> **SET TASK**: Please give the data below again in full, exactly as it stands.

> **DATA SUPPLIED**:
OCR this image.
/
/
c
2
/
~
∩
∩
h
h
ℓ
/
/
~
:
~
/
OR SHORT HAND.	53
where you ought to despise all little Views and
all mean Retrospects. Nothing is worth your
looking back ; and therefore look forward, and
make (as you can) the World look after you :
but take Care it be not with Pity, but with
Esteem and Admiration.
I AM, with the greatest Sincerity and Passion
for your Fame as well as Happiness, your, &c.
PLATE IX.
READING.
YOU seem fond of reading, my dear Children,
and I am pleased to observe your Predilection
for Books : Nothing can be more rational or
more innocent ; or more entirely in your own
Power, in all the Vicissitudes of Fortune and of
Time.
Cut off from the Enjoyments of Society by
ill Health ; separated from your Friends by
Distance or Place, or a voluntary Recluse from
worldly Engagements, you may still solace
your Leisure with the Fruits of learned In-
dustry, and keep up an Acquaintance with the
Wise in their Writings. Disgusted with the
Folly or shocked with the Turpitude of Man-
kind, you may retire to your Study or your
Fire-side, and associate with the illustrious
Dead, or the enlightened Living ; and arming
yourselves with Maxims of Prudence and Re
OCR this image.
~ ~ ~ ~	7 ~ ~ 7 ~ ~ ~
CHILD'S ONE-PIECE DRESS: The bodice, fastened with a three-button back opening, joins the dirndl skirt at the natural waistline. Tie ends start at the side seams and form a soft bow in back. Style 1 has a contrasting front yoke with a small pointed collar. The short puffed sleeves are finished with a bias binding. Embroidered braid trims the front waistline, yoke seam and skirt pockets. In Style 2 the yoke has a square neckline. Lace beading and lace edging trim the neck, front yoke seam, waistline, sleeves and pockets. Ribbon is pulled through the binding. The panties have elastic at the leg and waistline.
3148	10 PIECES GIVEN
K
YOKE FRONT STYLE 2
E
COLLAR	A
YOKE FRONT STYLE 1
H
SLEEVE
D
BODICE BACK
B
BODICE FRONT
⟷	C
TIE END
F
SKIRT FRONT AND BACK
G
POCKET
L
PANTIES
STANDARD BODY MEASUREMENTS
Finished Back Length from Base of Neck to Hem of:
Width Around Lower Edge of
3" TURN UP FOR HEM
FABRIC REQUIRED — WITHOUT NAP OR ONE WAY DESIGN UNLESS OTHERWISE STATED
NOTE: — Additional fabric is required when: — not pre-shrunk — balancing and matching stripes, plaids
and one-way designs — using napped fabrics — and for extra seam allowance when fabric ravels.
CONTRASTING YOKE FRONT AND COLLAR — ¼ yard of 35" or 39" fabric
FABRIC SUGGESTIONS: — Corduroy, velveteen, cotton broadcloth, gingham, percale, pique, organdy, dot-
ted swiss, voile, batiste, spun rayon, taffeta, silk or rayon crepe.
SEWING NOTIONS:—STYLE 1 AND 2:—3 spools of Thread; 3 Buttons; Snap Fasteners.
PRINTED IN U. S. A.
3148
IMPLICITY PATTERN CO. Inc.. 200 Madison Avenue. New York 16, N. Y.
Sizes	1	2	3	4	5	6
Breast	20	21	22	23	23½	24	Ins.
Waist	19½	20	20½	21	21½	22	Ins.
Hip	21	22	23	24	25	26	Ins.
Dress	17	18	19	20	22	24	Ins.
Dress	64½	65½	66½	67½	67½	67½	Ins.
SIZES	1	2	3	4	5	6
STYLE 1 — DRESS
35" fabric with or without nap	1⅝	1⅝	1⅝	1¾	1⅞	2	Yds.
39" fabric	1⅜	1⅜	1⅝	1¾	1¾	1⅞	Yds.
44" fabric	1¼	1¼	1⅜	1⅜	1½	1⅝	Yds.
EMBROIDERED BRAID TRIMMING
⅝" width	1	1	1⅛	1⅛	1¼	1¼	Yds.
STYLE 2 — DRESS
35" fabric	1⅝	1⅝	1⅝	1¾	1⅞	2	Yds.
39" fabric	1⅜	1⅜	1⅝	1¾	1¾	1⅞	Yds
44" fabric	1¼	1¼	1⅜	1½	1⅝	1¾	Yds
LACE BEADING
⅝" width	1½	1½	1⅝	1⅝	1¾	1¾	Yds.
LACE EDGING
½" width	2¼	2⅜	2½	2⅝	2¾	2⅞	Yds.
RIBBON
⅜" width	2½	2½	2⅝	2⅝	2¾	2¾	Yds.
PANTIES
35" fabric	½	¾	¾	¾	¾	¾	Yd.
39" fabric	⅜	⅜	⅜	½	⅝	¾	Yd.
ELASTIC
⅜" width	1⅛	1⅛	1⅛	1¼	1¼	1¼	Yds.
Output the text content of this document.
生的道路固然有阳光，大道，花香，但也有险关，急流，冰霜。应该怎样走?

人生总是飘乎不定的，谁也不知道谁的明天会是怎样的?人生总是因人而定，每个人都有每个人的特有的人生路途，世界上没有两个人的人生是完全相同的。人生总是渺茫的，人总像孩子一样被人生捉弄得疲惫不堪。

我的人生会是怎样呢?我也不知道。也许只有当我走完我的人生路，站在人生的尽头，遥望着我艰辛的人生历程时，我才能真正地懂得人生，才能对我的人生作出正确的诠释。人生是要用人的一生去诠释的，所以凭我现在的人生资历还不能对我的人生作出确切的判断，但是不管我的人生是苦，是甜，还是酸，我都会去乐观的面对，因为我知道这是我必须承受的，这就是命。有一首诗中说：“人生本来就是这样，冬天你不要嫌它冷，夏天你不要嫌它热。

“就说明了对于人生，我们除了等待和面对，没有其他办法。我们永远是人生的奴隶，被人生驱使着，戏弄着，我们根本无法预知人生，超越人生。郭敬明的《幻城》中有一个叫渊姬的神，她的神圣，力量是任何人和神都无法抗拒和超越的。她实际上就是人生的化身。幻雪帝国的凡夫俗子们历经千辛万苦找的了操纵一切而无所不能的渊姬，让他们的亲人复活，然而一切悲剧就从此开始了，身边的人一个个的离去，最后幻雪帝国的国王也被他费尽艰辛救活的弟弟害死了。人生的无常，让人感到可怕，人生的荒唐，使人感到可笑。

> **TASK OUTPUT**:
OCR this image.
/
/
c
2
/
~
∩
∩
h
h
ℓ
/
/
~
:
~
/
OR SHORT HAND.	53
where you ought to despise all little Views and
all mean Retrospects. Nothing is worth your
looking back ; and therefore look forward, and
make (as you can) the World look after you :
but take Care it be not with Pity, but with
Esteem and Admiration.
I AM, with the greatest Sincerity and Passion
for your Fame as well as Happiness, your, &c.
PLATE IX.
READING.
YOU seem fond of reading, my dear Children,
and I am pleased to observe your Predilection
for Books : Nothing can be more rational or
more innocent ; or more entirely in your own
Power, in all the Vicissitudes of Fortune and of
Time.
Cut off from the Enjoyments of Society by
ill Health ; separated from your Friends by
Distance or Place, or a voluntary Recluse from
worldly Engagements, you may still solace
your Leisure with the Fruits of learned In-
dustry, and keep up an Acquaintance with the
Wise in their Writings. Disgusted with the
Folly or shocked with the Turpitude of Man-
kind, you may retire to your Study or your
Fire-side, and associate with the illustrious
Dead, or the enlightened Living ; and arming
yourselves with Maxims of Prudence and Re
OCR this image.
~ ~ ~ ~	7 ~ ~ 7 ~ ~ ~
CHILD'S ONE-PIECE DRESS: The bodice, fastened with a three-button back opening, joins the dirndl skirt at the natural waistline. Tie ends start at the side seams and form a soft bow in back. Style 1 has a contrasting front yoke with a small pointed collar. The short puffed sleeves are finished with a bias binding. Embroidered braid trims the front waistline, yoke seam and skirt pockets. In Style 2 the yoke has a square neckline. Lace beading and lace edging trim the neck, front yoke seam, waistline, sleeves and pockets. Ribbon is pulled through the binding. The panties have elastic at the leg and waistline.
3148	10 PIECES GIVEN
K
YOKE FRONT STYLE 2
E
COLLAR	A
YOKE FRONT STYLE 1
H
SLEEVE
D
BODICE BACK
B
BODICE FRONT
⟷	C
TIE END
F
SKIRT FRONT AND BACK
G
POCKET
L
PANTIES
STANDARD BODY MEASUREMENTS
Finished Back Length from Base of Neck to Hem of:
Width Around Lower Edge of
3" TURN UP FOR HEM
FABRIC REQUIRED — WITHOUT NAP OR ONE WAY DESIGN UNLESS OTHERWISE STATED
NOTE: — Additional fabric is required when: — not pre-shrunk — balancing and matching stripes, plaids
and one-way designs — using napped fabrics — and for extra seam allowance when fabric ravels.
CONTRASTING YOKE FRONT AND COLLAR — ¼ yard of 35" or 39" fabric
FABRIC SUGGESTIONS: — Corduroy, velveteen, cotton broadcloth, gingham, percale, pique, organdy, dot-
ted swiss, voile, batiste, spun rayon, taffeta, silk or rayon crepe.
SEWING NOTIONS:—STYLE 1 AND 2:—3 spools of Thread; 3 Buttons; Snap Fasteners.
PRINTED IN U. S. A.
3148
IMPLICITY PATTERN CO. Inc.. 200 Madison Avenue. New York 16, N. Y.
Sizes	1	2	3	4	5	6
Breast	20	21	22	23	23½	24	Ins.
Waist	19½	20	20½	21	21½	22	Ins.
Hip	21	22	23	24	25	26	Ins.
Dress	17	18	19	20	22	24	Ins.
Dress	64½	65½	66½	67½	67½	67½	Ins.
SIZES	1	2	3	4	5	6
STYLE 1 — DRESS
35" fabric with or without nap	1⅝	1⅝	1⅝	1¾	1⅞	2	Yds.
39" fabric	1⅜	1⅜	1⅝	1¾	1¾	1⅞	Yds.
44" fabric	1¼	1¼	1⅜	1⅜	1½	1⅝	Yds.
EMBROIDERED BRAID TRIMMING
⅝" width	1	1	1⅛	1⅛	1¼	1¼	Yds.
STYLE 2 — DRESS
35" fabric	1⅝	1⅝	1⅝	1¾	1⅞	2	Yds.
39" fabric	1⅜	1⅜	1⅝	1¾	1¾	1⅞	Yds
44" fabric	1¼	1¼	1⅜	1½	1⅝	1¾	Yds
LACE BEADING
⅝" width	1½	1½	1⅝	1⅝	1¾	1¾	Yds.
LACE EDGING
½" width	2¼	2⅜	2½	2⅝	2¾	2⅞	Yds.
RIBBON
⅜" width	2½	2½	2⅝	2⅝	2¾	2¾	Yds.
PANTIES
35" fabric	½	¾	¾	¾	¾	¾	Yd.
39" fabric	⅜	⅜	⅜	½	⅝	¾	Yd.
ELASTIC
⅜" width	1⅛	1⅛	1⅛	1¼	1¼	1¼	Yds.
Output the text content of this document.
生的道路固然有阳光，大道，花香，但也有险关，急流，冰霜。应该怎样走?

人生总是飘乎不定的，谁也不知道谁的明天会是怎样的?人生总是因人而定，每个人都有每个人的特有的人生路途，世界上没有两个人的人生是完全相同的。人生总是渺茫的，人总像孩子一样被人生捉弄得疲惫不堪。

我的人生会是怎样呢?我也不知道。也许只有当我走完我的人生路，站在人生的尽头，遥望着我艰辛的人生历程时，我才能真正地懂得人生，才能对我的人生作出正确的诠释。人生是要用人的一生去诠释的，所以凭我现在的人生资历还不能对我的人生作出确切的判断，但是不管我的人生是苦，是甜，还是酸，我都会去乐观的面对，因为我知道这是我必须承受的，这就是命。有一首诗中说：“人生本来就是这样，冬天你不要嫌它冷，夏天你不要嫌它热。

“就说明了对于人生，我们除了等待和面对，没有其他办法。我们永远是人生的奴隶，被人生驱使着，戏弄着，我们根本无法预知人生，超越人生。郭敬明的《幻城》中有一个叫渊姬的神，她的神圣，力量是任何人和神都无法抗拒和超越的。她实际上就是人生的化身。幻雪帝国的凡夫俗子们历经千辛万苦找的了操纵一切而无所不能的渊姬，让他们的亲人复活，然而一切悲剧就从此开始了，身边的人一个个的离去，最后幻雪帝国的国王也被他费尽艰辛救活的弟弟害死了。人生的无常，让人感到可怕，人生的荒唐，使人感到可笑。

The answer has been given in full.